---- RECORDED INFORMATION

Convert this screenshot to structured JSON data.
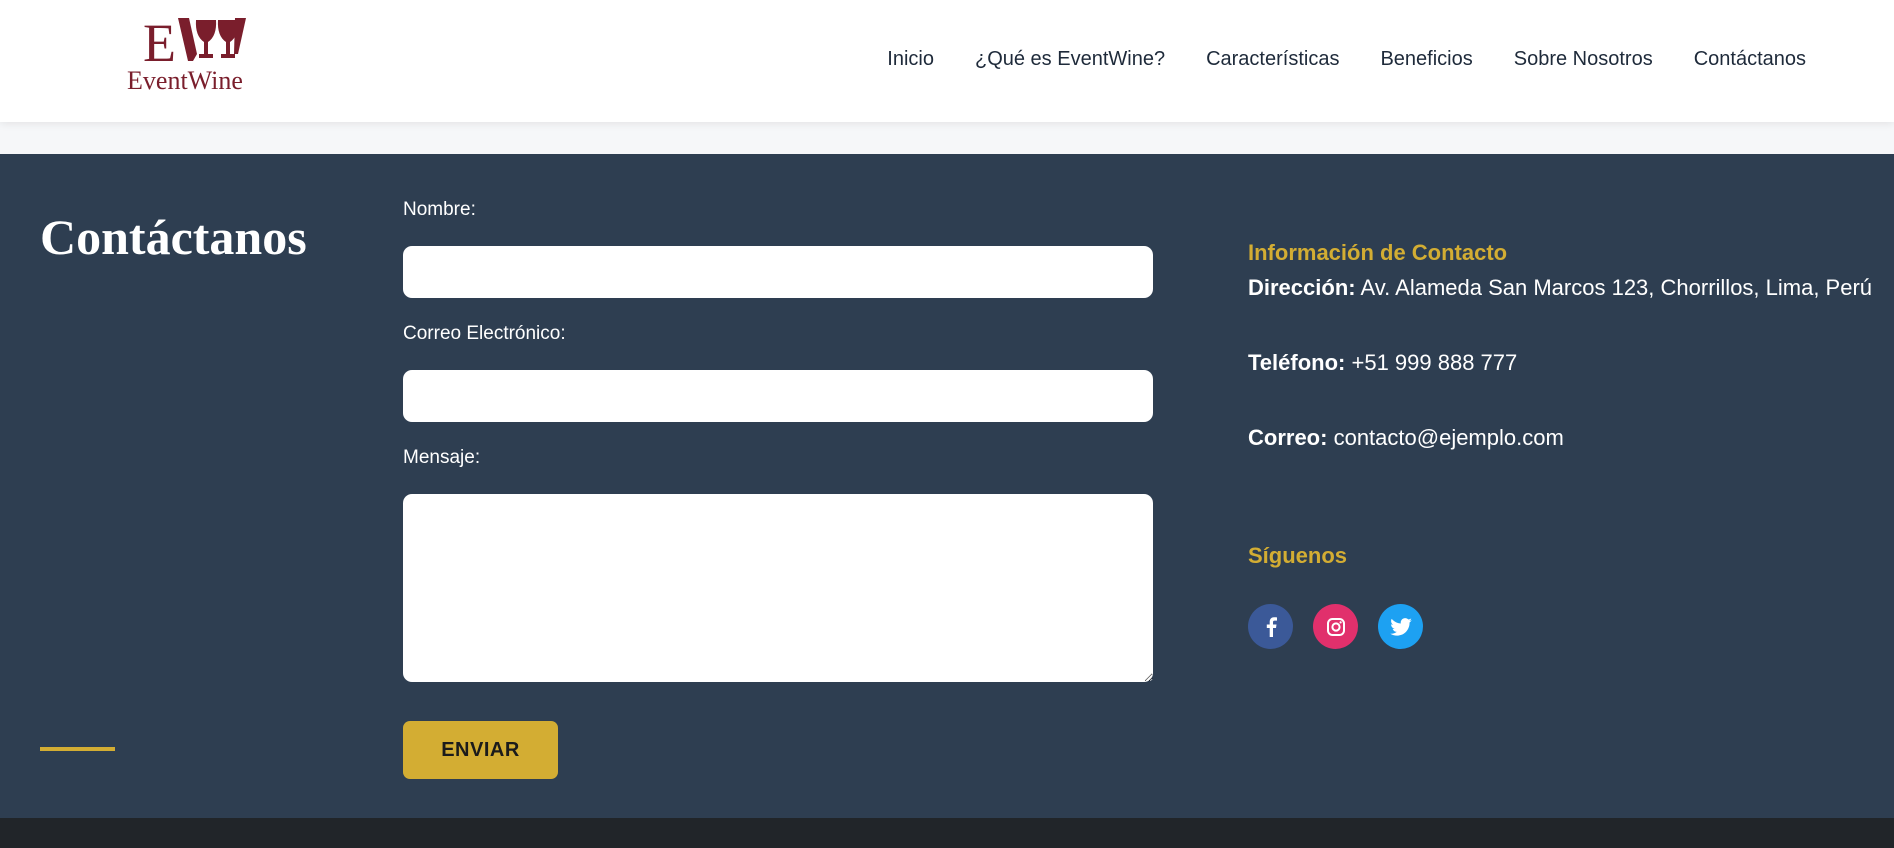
{
  "header": {
    "logo_text": "EventWine",
    "brand_color": "#7a1e2c",
    "nav": [
      {
        "label": "Inicio"
      },
      {
        "label": "¿Qué es EventWine?"
      },
      {
        "label": "Características"
      },
      {
        "label": "Beneficios"
      },
      {
        "label": "Sobre Nosotros"
      },
      {
        "label": "Contáctanos"
      }
    ]
  },
  "contact": {
    "title": "Contáctanos",
    "accent_color": "#d3ad33",
    "background_color": "#2e3e51",
    "form": {
      "name_label": "Nombre:",
      "name_value": "",
      "email_label": "Correo Electrónico:",
      "email_value": "",
      "message_label": "Mensaje:",
      "message_value": "",
      "submit_label": "ENVIAR"
    },
    "info": {
      "heading": "Información de Contacto",
      "address_label": "Dirección:",
      "address_value": "Av. Alameda San Marcos 123, Chorrillos, Lima, Perú",
      "phone_label": "Teléfono:",
      "phone_value": "+51 999 888 777",
      "email_label": "Correo:",
      "email_value": "contacto@ejemplo.com"
    },
    "follow": {
      "heading": "Síguenos",
      "socials": [
        {
          "icon": "facebook-icon",
          "color": "#3b5998"
        },
        {
          "icon": "instagram-icon",
          "color": "#e1306c"
        },
        {
          "icon": "twitter-icon",
          "color": "#1da1f2"
        }
      ]
    }
  }
}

--------

• THE TASK
Restate each line of the records exactly; pictures do not belong in the copy.

• RESPONSE TO THE EXERCISE
Convert this screenshot to structured JSON data.
{
  "header": {
    "logo_text": "EventWine",
    "brand_color": "#7a1e2c",
    "nav": [
      {
        "label": "Inicio"
      },
      {
        "label": "¿Qué es EventWine?"
      },
      {
        "label": "Características"
      },
      {
        "label": "Beneficios"
      },
      {
        "label": "Sobre Nosotros"
      },
      {
        "label": "Contáctanos"
      }
    ]
  },
  "contact": {
    "title": "Contáctanos",
    "accent_color": "#d3ad33",
    "background_color": "#2e3e51",
    "form": {
      "name_label": "Nombre:",
      "name_value": "",
      "email_label": "Correo Electrónico:",
      "email_value": "",
      "message_label": "Mensaje:",
      "message_value": "",
      "submit_label": "ENVIAR"
    },
    "info": {
      "heading": "Información de Contacto",
      "address_label": "Dirección:",
      "address_value": "Av. Alameda San Marcos 123, Chorrillos, Lima, Perú",
      "phone_label": "Teléfono:",
      "phone_value": "+51 999 888 777",
      "email_label": "Correo:",
      "email_value": "contacto@ejemplo.com"
    },
    "follow": {
      "heading": "Síguenos",
      "socials": [
        {
          "icon": "facebook-icon",
          "color": "#3b5998"
        },
        {
          "icon": "instagram-icon",
          "color": "#e1306c"
        },
        {
          "icon": "twitter-icon",
          "color": "#1da1f2"
        }
      ]
    }
  }
}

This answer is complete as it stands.